Layout records:
══════════
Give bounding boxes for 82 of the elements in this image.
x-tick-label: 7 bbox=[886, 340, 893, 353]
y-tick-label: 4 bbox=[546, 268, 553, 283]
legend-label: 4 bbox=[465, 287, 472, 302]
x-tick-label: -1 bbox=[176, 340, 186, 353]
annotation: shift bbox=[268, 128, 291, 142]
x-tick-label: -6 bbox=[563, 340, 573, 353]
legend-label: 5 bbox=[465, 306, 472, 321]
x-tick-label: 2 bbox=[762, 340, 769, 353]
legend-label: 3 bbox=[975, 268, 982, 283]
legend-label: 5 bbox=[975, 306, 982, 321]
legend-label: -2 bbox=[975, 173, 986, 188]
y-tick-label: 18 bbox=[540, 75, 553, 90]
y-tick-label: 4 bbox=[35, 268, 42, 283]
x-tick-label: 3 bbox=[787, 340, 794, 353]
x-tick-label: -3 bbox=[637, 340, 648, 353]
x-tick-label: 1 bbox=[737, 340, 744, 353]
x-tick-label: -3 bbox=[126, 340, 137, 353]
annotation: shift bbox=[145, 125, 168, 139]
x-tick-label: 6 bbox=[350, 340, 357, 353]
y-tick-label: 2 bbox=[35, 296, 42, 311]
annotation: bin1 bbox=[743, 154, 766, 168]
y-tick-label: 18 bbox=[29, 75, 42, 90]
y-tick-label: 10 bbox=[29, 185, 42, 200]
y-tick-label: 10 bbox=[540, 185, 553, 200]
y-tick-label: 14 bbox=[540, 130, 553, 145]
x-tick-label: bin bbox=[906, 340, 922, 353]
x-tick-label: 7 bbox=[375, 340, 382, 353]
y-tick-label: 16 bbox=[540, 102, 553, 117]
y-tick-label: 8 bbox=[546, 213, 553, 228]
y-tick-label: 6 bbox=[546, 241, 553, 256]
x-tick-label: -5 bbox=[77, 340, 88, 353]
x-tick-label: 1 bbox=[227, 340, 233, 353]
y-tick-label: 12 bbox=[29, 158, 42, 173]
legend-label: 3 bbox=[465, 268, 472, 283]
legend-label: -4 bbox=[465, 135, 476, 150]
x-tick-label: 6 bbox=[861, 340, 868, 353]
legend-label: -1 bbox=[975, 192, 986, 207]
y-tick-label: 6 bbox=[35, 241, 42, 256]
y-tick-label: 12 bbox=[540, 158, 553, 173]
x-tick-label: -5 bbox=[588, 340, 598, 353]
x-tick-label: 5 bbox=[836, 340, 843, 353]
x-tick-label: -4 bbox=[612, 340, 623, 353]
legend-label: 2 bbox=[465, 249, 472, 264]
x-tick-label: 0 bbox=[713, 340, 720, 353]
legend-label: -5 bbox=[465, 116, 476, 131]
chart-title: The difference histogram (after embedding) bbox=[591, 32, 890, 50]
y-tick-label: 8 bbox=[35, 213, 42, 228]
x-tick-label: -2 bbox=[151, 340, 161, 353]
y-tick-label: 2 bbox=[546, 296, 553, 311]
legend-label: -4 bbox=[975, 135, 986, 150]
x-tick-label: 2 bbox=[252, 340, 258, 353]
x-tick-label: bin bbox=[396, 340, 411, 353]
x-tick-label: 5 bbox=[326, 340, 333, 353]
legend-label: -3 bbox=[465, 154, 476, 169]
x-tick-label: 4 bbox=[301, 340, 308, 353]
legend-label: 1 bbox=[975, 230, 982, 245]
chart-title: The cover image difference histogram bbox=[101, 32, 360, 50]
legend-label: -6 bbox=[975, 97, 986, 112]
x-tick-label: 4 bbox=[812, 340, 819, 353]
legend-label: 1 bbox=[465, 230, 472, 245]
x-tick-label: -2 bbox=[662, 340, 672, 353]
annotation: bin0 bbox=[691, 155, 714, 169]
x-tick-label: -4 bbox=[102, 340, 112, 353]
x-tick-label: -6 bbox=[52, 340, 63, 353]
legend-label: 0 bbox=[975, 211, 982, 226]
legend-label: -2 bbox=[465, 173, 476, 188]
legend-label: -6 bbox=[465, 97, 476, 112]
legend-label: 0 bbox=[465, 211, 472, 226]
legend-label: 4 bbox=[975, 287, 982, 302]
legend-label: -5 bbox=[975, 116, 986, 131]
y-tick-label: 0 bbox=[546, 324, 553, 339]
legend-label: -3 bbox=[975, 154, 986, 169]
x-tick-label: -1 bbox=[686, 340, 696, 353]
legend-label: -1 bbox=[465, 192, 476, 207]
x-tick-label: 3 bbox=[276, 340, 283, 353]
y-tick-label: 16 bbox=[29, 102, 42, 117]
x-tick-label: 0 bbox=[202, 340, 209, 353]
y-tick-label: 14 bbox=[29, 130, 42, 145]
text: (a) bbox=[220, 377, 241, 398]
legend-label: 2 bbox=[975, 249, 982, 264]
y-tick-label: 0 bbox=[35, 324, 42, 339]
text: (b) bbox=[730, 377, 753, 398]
══════════
## Goal
Rewrite every line of the listing above as a JSON list of strings, with one string per line and any blank lines left out.

## Problem solution
[
  "Give bounding boxes for 82 of the elements in this image.",
  "x-tick-label: 7 bbox=[886, 340, 893, 353]",
  "y-tick-label: 4 bbox=[546, 268, 553, 283]",
  "legend-label: 4 bbox=[465, 287, 472, 302]",
  "x-tick-label: -1 bbox=[176, 340, 186, 353]",
  "annotation: shift bbox=[268, 128, 291, 142]",
  "x-tick-label: -6 bbox=[563, 340, 573, 353]",
  "legend-label: 5 bbox=[465, 306, 472, 321]",
  "x-tick-label: 2 bbox=[762, 340, 769, 353]",
  "legend-label: 3 bbox=[975, 268, 982, 283]",
  "legend-label: 5 bbox=[975, 306, 982, 321]",
  "legend-label: -2 bbox=[975, 173, 986, 188]",
  "y-tick-label: 18 bbox=[540, 75, 553, 90]",
  "y-tick-label: 4 bbox=[35, 268, 42, 283]",
  "x-tick-label: 3 bbox=[787, 340, 794, 353]",
  "x-tick-label: -3 bbox=[637, 340, 648, 353]",
  "x-tick-label: 1 bbox=[737, 340, 744, 353]",
  "x-tick-label: -3 bbox=[126, 340, 137, 353]",
  "annotation: shift bbox=[145, 125, 168, 139]",
  "x-tick-label: 6 bbox=[350, 340, 357, 353]",
  "y-tick-label: 2 bbox=[35, 296, 42, 311]",
  "annotation: bin1 bbox=[743, 154, 766, 168]",
  "y-tick-label: 18 bbox=[29, 75, 42, 90]",
  "y-tick-label: 10 bbox=[29, 185, 42, 200]",
  "y-tick-label: 10 bbox=[540, 185, 553, 200]",
  "y-tick-label: 14 bbox=[540, 130, 553, 145]",
  "x-tick-label: bin bbox=[906, 340, 922, 353]",
  "x-tick-label: 7 bbox=[375, 340, 382, 353]",
  "y-tick-label: 16 bbox=[540, 102, 553, 117]",
  "y-tick-label: 8 bbox=[546, 213, 553, 228]",
  "y-tick-label: 6 bbox=[546, 241, 553, 256]",
  "x-tick-label: -5 bbox=[77, 340, 88, 353]",
  "x-tick-label: 1 bbox=[227, 340, 233, 353]",
  "y-tick-label: 12 bbox=[29, 158, 42, 173]",
  "legend-label: 3 bbox=[465, 268, 472, 283]",
  "legend-label: -4 bbox=[465, 135, 476, 150]",
  "x-tick-label: 6 bbox=[861, 340, 868, 353]",
  "legend-label: -1 bbox=[975, 192, 986, 207]",
  "y-tick-label: 6 bbox=[35, 241, 42, 256]",
  "y-tick-label: 12 bbox=[540, 158, 553, 173]",
  "x-tick-label: -5 bbox=[588, 340, 598, 353]",
  "x-tick-label: 5 bbox=[836, 340, 843, 353]",
  "x-tick-label: -4 bbox=[612, 340, 623, 353]",
  "legend-label: 2 bbox=[465, 249, 472, 264]",
  "x-tick-label: 0 bbox=[713, 340, 720, 353]",
  "legend-label: -5 bbox=[465, 116, 476, 131]",
  "chart-title: The difference histogram (after embedding) bbox=[591, 32, 890, 50]",
  "y-tick-label: 8 bbox=[35, 213, 42, 228]",
  "x-tick-label: -2 bbox=[151, 340, 161, 353]",
  "y-tick-label: 2 bbox=[546, 296, 553, 311]",
  "legend-label: -4 bbox=[975, 135, 986, 150]",
  "x-tick-label: 2 bbox=[252, 340, 258, 353]",
  "x-tick-label: bin bbox=[396, 340, 411, 353]",
  "x-tick-label: 5 bbox=[326, 340, 333, 353]",
  "legend-label: -3 bbox=[465, 154, 476, 169]",
  "x-tick-label: 4 bbox=[301, 340, 308, 353]",
  "legend-label: 1 bbox=[975, 230, 982, 245]",
  "chart-title: The cover image difference histogram bbox=[101, 32, 360, 50]",
  "legend-label: -6 bbox=[975, 97, 986, 112]",
  "x-tick-label: 4 bbox=[812, 340, 819, 353]",
  "legend-label: 1 bbox=[465, 230, 472, 245]",
  "x-tick-label: -2 bbox=[662, 340, 672, 353]",
  "annotation: bin0 bbox=[691, 155, 714, 169]",
  "x-tick-label: -4 bbox=[102, 340, 112, 353]",
  "x-tick-label: -6 bbox=[52, 340, 63, 353]",
  "legend-label: 0 bbox=[975, 211, 982, 226]",
  "legend-label: -2 bbox=[465, 173, 476, 188]",
  "legend-label: -6 bbox=[465, 97, 476, 112]",
  "legend-label: 0 bbox=[465, 211, 472, 226]",
  "legend-label: 4 bbox=[975, 287, 982, 302]",
  "legend-label: -5 bbox=[975, 116, 986, 131]",
  "y-tick-label: 0 bbox=[546, 324, 553, 339]",
  "legend-label: -3 bbox=[975, 154, 986, 169]",
  "x-tick-label: -1 bbox=[686, 340, 696, 353]",
  "legend-label: -1 bbox=[465, 192, 476, 207]",
  "x-tick-label: 3 bbox=[276, 340, 283, 353]",
  "y-tick-label: 16 bbox=[29, 102, 42, 117]",
  "x-tick-label: 0 bbox=[202, 340, 209, 353]",
  "y-tick-label: 14 bbox=[29, 130, 42, 145]",
  "text: (a) bbox=[220, 377, 241, 398]",
  "legend-label: 2 bbox=[975, 249, 982, 264]",
  "y-tick-label: 0 bbox=[35, 324, 42, 339]",
  "text: (b) bbox=[730, 377, 753, 398]"
]